[START]

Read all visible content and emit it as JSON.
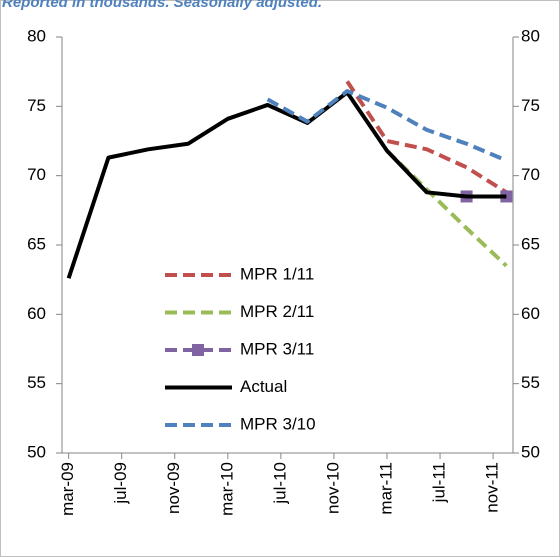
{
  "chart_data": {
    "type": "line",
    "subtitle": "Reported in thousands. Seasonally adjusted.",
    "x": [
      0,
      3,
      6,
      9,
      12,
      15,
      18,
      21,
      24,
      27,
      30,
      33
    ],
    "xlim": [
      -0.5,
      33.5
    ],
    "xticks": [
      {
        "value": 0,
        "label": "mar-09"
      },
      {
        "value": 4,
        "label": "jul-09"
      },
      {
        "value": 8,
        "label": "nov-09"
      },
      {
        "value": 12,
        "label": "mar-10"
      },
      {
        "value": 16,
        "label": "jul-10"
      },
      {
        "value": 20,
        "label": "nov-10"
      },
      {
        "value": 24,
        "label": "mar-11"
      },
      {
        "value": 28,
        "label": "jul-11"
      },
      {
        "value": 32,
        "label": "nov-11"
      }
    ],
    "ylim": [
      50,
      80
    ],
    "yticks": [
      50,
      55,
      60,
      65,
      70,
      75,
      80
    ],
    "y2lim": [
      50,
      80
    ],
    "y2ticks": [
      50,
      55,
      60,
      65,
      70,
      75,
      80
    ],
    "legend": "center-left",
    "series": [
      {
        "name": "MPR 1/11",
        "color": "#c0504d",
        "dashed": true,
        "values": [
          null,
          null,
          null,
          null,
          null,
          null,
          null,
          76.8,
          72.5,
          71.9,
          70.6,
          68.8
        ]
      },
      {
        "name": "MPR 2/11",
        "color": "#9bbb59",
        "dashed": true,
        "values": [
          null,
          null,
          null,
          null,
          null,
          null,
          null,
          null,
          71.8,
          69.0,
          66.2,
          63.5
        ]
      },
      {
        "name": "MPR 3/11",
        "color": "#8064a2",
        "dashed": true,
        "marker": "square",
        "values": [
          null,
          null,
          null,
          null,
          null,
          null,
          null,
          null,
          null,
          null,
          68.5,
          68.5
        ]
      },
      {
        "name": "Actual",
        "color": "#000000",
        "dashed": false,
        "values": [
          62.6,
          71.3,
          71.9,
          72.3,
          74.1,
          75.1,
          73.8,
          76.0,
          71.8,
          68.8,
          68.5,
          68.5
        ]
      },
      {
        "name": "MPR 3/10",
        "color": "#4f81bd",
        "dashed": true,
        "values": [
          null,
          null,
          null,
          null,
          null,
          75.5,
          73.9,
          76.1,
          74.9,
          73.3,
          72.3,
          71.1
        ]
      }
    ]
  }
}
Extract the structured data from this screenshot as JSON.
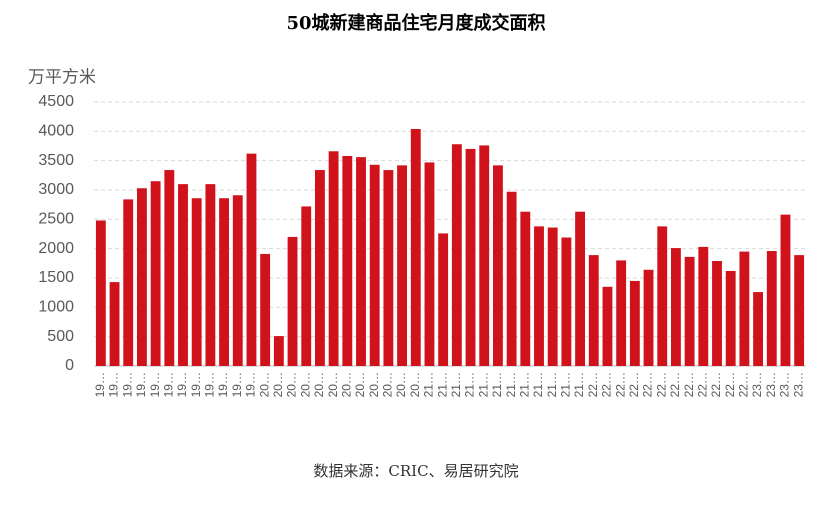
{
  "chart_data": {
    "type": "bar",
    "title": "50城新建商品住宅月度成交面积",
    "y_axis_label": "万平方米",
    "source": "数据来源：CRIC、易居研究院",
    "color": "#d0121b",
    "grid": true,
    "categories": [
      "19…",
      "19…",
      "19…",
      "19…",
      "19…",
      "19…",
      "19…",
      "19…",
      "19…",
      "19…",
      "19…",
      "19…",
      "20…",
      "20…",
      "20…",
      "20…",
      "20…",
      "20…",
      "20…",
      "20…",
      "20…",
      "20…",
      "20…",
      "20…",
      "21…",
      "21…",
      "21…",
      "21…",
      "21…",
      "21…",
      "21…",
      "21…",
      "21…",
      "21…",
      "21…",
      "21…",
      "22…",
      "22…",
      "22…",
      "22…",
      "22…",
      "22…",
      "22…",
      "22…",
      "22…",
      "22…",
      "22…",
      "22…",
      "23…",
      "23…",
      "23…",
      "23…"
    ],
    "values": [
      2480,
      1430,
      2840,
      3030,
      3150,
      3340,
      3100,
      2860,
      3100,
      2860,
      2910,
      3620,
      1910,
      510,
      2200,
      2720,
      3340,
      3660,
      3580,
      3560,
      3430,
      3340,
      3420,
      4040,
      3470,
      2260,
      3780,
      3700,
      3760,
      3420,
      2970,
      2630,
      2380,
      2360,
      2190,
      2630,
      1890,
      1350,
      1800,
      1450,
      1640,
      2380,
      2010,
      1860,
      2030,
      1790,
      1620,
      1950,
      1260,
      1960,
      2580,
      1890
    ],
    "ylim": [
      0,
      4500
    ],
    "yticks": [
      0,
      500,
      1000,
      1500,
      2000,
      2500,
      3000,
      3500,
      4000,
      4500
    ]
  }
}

[END]

TASK OBJECTIVE: Your copy should hold every record word for word and none of the pictures.

WORKED SOLUTION:
Read all visible content and emit it as JSON.
{
  "chart_data": {
    "type": "line",
    "subtitle": "Reported in thousands. Seasonally adjusted.",
    "x": [
      0,
      3,
      6,
      9,
      12,
      15,
      18,
      21,
      24,
      27,
      30,
      33
    ],
    "xlim": [
      -0.5,
      33.5
    ],
    "xticks": [
      {
        "value": 0,
        "label": "mar-09"
      },
      {
        "value": 4,
        "label": "jul-09"
      },
      {
        "value": 8,
        "label": "nov-09"
      },
      {
        "value": 12,
        "label": "mar-10"
      },
      {
        "value": 16,
        "label": "jul-10"
      },
      {
        "value": 20,
        "label": "nov-10"
      },
      {
        "value": 24,
        "label": "mar-11"
      },
      {
        "value": 28,
        "label": "jul-11"
      },
      {
        "value": 32,
        "label": "nov-11"
      }
    ],
    "ylim": [
      50,
      80
    ],
    "yticks": [
      50,
      55,
      60,
      65,
      70,
      75,
      80
    ],
    "y2lim": [
      50,
      80
    ],
    "y2ticks": [
      50,
      55,
      60,
      65,
      70,
      75,
      80
    ],
    "legend": "center-left",
    "series": [
      {
        "name": "MPR 1/11",
        "color": "#c0504d",
        "dashed": true,
        "values": [
          null,
          null,
          null,
          null,
          null,
          null,
          null,
          76.8,
          72.5,
          71.9,
          70.6,
          68.8
        ]
      },
      {
        "name": "MPR 2/11",
        "color": "#9bbb59",
        "dashed": true,
        "values": [
          null,
          null,
          null,
          null,
          null,
          null,
          null,
          null,
          71.8,
          69.0,
          66.2,
          63.5
        ]
      },
      {
        "name": "MPR 3/11",
        "color": "#8064a2",
        "dashed": true,
        "marker": "square",
        "values": [
          null,
          null,
          null,
          null,
          null,
          null,
          null,
          null,
          null,
          null,
          68.5,
          68.5
        ]
      },
      {
        "name": "Actual",
        "color": "#000000",
        "dashed": false,
        "values": [
          62.6,
          71.3,
          71.9,
          72.3,
          74.1,
          75.1,
          73.8,
          76.0,
          71.8,
          68.8,
          68.5,
          68.5
        ]
      },
      {
        "name": "MPR 3/10",
        "color": "#4f81bd",
        "dashed": true,
        "values": [
          null,
          null,
          null,
          null,
          null,
          75.5,
          73.9,
          76.1,
          74.9,
          73.3,
          72.3,
          71.1
        ]
      }
    ]
  }
}
Extract the structured data from this screenshot as JSON.
{
  "chart_data": {
    "type": "bar",
    "title": "50城新建商品住宅月度成交面积",
    "y_axis_label": "万平方米",
    "source": "数据来源：CRIC、易居研究院",
    "color": "#d0121b",
    "grid": true,
    "categories": [
      "19…",
      "19…",
      "19…",
      "19…",
      "19…",
      "19…",
      "19…",
      "19…",
      "19…",
      "19…",
      "19…",
      "19…",
      "20…",
      "20…",
      "20…",
      "20…",
      "20…",
      "20…",
      "20…",
      "20…",
      "20…",
      "20…",
      "20…",
      "20…",
      "21…",
      "21…",
      "21…",
      "21…",
      "21…",
      "21…",
      "21…",
      "21…",
      "21…",
      "21…",
      "21…",
      "21…",
      "22…",
      "22…",
      "22…",
      "22…",
      "22…",
      "22…",
      "22…",
      "22…",
      "22…",
      "22…",
      "22…",
      "22…",
      "23…",
      "23…",
      "23…",
      "23…"
    ],
    "values": [
      2480,
      1430,
      2840,
      3030,
      3150,
      3340,
      3100,
      2860,
      3100,
      2860,
      2910,
      3620,
      1910,
      510,
      2200,
      2720,
      3340,
      3660,
      3580,
      3560,
      3430,
      3340,
      3420,
      4040,
      3470,
      2260,
      3780,
      3700,
      3760,
      3420,
      2970,
      2630,
      2380,
      2360,
      2190,
      2630,
      1890,
      1350,
      1800,
      1450,
      1640,
      2380,
      2010,
      1860,
      2030,
      1790,
      1620,
      1950,
      1260,
      1960,
      2580,
      1890
    ],
    "ylim": [
      0,
      4500
    ],
    "yticks": [
      0,
      500,
      1000,
      1500,
      2000,
      2500,
      3000,
      3500,
      4000,
      4500
    ]
  }
}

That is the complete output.